TASK INPUT

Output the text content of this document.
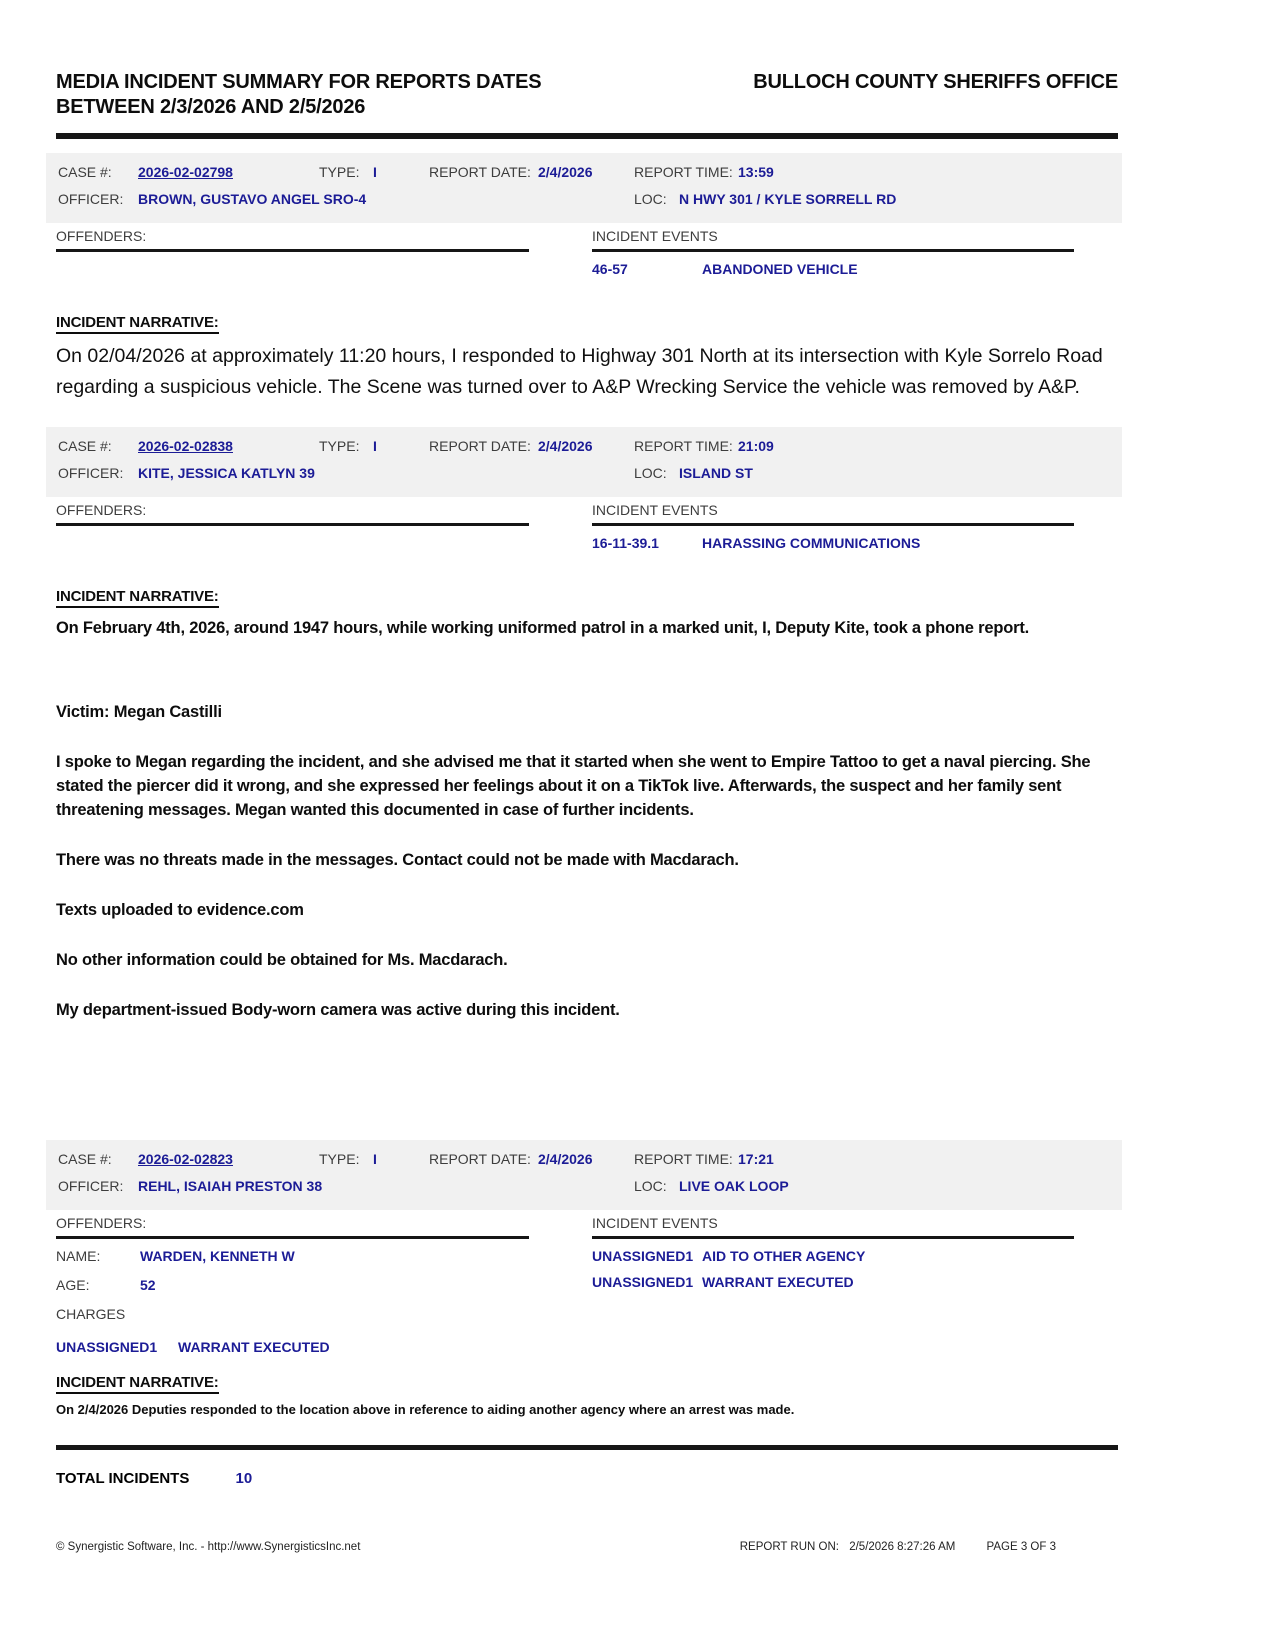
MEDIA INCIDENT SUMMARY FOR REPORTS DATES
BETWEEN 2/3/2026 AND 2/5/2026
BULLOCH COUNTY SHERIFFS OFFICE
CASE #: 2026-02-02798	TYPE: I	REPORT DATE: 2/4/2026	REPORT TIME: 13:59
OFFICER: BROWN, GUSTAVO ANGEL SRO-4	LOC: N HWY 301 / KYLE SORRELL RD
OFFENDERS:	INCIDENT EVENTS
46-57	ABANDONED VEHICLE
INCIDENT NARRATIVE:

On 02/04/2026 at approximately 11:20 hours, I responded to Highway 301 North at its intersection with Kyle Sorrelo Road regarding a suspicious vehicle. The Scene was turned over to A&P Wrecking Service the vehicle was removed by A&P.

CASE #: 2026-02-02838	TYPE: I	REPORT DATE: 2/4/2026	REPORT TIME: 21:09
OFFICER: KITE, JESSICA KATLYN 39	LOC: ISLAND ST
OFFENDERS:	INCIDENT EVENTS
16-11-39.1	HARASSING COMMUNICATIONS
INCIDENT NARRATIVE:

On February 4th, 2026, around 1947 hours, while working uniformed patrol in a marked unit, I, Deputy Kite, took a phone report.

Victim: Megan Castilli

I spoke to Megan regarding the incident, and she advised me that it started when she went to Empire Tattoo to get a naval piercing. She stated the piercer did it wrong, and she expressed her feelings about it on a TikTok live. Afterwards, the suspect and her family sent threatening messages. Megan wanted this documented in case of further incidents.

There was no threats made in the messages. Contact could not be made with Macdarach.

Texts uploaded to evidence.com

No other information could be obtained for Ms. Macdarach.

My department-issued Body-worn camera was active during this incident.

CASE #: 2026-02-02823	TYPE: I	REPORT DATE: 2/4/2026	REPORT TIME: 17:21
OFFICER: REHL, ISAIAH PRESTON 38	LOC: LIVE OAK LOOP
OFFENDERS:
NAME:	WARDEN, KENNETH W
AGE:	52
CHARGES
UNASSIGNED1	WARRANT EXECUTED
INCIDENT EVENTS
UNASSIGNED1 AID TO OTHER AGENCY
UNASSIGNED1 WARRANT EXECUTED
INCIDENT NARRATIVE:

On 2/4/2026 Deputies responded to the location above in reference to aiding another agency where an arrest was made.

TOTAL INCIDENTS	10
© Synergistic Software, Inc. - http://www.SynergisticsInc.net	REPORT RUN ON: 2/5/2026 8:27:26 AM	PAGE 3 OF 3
---
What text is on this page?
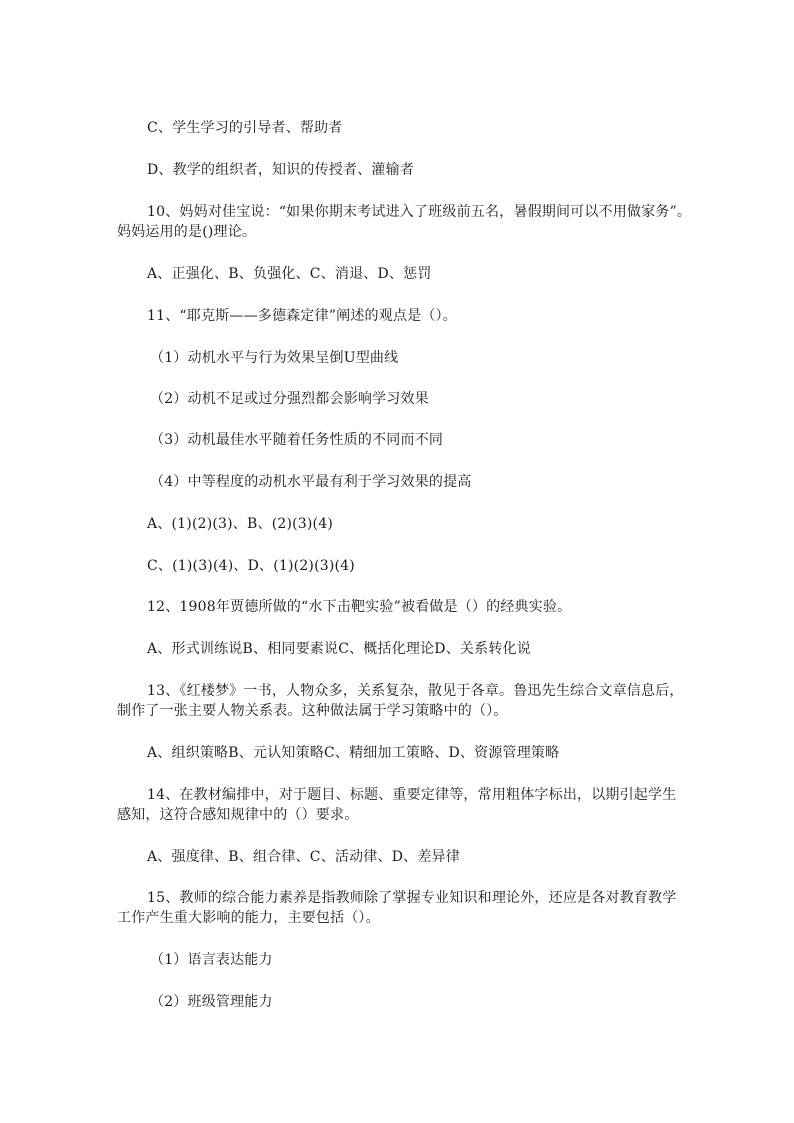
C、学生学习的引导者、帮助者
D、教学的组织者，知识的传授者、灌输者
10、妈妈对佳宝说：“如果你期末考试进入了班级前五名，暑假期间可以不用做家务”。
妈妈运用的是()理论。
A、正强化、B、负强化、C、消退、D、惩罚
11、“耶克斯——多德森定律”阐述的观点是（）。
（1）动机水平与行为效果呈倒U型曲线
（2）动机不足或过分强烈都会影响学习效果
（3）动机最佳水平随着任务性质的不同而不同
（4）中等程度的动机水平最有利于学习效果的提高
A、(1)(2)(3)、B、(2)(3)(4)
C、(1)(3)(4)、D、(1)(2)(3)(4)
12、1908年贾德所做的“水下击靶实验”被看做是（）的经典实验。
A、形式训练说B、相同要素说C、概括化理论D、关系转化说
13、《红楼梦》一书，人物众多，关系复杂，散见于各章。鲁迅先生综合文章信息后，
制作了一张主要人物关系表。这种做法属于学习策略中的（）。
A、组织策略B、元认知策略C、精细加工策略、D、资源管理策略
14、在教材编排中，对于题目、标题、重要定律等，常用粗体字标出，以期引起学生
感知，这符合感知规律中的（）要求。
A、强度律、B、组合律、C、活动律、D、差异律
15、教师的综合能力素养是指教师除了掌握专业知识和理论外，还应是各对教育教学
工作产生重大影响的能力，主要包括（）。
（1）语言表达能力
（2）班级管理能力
==
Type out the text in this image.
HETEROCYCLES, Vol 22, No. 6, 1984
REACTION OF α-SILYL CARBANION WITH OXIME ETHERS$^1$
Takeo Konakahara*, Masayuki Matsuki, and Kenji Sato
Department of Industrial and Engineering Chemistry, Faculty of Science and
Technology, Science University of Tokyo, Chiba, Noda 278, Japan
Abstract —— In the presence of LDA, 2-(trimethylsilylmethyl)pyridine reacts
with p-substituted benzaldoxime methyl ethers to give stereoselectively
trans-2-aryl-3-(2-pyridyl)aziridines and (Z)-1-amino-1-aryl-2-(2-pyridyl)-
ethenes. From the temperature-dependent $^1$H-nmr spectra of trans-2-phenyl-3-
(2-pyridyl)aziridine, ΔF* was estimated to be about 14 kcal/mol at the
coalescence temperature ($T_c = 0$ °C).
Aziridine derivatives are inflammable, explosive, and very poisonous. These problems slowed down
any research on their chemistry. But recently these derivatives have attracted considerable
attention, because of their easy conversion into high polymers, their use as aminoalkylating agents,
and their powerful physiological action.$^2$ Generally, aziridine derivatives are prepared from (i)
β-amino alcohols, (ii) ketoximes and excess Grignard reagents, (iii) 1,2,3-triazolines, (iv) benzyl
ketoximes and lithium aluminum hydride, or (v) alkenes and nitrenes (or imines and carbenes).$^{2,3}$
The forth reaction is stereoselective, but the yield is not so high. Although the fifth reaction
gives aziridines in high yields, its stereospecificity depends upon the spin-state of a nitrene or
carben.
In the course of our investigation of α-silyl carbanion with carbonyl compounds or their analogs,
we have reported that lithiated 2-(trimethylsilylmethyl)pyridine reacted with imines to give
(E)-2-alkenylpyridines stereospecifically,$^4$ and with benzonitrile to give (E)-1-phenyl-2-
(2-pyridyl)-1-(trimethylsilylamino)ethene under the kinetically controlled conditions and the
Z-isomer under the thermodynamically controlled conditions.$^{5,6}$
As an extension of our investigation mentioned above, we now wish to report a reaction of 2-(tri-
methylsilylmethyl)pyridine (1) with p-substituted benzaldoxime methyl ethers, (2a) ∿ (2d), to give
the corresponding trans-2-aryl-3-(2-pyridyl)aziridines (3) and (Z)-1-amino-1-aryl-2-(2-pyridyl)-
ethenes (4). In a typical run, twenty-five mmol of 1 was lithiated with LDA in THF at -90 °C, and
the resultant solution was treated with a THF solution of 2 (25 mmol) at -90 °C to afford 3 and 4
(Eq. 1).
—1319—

WHAT THE TASK ASKS
State the count of lines holding the string "OFFICER" in the listing above, and nothing else.

THE RESPONSE
3